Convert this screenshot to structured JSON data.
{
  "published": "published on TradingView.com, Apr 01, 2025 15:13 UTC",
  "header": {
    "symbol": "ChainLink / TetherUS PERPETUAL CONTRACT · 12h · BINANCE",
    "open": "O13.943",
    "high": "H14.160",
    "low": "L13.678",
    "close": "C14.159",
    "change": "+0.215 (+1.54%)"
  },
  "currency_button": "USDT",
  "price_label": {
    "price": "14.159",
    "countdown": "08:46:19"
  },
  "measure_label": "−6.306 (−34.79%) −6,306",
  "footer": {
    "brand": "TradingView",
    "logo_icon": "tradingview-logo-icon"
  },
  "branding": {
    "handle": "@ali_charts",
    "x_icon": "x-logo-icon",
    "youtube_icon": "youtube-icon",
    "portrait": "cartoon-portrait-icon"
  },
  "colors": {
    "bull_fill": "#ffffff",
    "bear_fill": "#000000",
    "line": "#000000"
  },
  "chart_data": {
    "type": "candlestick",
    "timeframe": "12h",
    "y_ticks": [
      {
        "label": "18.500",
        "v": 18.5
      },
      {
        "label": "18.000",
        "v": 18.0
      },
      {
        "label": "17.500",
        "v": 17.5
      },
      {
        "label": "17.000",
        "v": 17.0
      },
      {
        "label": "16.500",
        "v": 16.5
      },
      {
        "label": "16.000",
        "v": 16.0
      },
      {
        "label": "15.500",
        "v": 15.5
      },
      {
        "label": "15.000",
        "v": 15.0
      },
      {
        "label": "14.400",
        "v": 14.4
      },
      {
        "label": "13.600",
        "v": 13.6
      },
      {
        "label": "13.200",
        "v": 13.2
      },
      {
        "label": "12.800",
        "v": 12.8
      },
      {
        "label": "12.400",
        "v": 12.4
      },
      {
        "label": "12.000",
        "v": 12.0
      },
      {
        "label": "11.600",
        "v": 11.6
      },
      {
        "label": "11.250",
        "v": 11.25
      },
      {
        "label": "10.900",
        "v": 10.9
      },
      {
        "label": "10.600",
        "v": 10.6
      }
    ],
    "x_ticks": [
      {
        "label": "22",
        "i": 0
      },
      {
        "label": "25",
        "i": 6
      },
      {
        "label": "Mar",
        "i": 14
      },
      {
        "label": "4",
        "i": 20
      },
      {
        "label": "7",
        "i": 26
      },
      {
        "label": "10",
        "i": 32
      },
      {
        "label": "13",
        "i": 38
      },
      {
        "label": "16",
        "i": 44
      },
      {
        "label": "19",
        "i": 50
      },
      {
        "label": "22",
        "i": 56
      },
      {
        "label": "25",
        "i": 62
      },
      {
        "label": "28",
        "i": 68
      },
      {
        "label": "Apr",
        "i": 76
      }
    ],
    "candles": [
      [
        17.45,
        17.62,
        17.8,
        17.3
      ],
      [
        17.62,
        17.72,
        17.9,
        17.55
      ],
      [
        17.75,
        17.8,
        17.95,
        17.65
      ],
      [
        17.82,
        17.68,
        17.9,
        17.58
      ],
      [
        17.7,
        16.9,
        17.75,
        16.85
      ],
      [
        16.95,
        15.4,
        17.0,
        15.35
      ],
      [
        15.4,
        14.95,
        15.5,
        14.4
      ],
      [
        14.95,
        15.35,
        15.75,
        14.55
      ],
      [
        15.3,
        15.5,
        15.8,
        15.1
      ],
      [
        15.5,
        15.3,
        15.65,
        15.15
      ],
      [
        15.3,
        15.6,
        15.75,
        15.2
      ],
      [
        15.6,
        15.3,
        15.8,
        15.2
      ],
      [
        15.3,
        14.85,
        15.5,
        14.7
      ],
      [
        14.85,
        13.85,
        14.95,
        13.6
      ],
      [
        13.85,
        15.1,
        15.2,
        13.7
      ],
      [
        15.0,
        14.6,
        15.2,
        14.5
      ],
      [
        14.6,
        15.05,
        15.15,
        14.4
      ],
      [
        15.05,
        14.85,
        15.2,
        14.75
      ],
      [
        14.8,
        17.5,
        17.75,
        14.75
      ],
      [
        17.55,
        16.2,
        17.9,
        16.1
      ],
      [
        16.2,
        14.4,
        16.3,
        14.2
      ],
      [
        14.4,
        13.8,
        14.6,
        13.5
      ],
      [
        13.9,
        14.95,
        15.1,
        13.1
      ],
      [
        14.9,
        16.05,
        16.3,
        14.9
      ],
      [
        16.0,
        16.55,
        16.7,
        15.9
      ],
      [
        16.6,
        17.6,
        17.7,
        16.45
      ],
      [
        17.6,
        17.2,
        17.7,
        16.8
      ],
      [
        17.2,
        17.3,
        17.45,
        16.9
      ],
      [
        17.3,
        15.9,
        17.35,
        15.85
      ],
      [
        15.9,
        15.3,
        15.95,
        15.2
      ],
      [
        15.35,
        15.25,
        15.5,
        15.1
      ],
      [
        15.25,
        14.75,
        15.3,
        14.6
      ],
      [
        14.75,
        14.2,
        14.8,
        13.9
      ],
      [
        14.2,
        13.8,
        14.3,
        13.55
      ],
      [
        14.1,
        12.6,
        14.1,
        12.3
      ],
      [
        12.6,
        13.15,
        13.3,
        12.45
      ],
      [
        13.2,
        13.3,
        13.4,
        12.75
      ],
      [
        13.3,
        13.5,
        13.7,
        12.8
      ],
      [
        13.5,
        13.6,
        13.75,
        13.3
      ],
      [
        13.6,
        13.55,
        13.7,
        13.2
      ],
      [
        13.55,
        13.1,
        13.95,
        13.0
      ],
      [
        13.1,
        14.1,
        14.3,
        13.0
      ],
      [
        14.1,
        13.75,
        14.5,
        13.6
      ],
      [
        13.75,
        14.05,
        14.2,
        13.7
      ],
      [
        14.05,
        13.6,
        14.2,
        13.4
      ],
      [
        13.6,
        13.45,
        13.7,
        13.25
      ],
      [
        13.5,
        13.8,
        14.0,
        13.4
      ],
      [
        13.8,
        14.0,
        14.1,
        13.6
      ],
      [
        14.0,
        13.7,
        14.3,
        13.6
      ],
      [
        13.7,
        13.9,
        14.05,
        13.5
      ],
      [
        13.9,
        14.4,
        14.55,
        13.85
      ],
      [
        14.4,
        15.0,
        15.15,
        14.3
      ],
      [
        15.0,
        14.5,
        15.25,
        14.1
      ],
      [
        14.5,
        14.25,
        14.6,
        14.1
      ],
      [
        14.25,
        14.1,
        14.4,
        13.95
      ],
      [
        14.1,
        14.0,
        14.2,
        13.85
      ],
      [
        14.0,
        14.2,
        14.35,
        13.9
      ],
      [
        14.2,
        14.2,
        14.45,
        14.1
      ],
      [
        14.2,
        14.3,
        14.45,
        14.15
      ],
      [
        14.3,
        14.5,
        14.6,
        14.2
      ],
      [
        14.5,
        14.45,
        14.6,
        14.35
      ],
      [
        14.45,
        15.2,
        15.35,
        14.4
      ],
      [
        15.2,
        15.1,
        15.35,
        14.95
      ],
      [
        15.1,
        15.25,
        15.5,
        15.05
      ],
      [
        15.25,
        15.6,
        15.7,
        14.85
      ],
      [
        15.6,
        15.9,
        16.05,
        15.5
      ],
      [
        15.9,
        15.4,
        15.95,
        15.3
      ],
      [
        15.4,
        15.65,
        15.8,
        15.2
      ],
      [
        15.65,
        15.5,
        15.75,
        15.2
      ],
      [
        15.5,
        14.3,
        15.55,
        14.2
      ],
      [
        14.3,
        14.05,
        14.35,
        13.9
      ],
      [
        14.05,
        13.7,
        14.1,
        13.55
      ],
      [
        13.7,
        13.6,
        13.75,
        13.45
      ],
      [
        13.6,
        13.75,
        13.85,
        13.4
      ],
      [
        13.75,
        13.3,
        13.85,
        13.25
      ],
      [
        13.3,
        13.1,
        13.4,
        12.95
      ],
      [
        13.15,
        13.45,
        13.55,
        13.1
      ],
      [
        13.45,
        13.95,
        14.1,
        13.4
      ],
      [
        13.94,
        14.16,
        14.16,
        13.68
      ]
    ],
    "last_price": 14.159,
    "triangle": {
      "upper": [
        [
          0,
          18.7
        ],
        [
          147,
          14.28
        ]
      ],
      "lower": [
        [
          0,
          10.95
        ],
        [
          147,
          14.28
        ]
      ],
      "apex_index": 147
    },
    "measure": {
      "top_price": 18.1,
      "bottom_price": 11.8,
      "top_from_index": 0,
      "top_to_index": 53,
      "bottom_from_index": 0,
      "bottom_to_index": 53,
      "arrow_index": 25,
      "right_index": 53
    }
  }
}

★ ★ ★ ★ ★ ★ ★

• GIVEN INSTRUCTION: Check each line of the entries above, and show every one holding the word "icon".

• RESULT:
    "logo_icon": "tradingview-logo-icon"
    "x_icon": "x-logo-icon",
    "youtube_icon": "youtube-icon",
    "portrait": "cartoon-portrait-icon"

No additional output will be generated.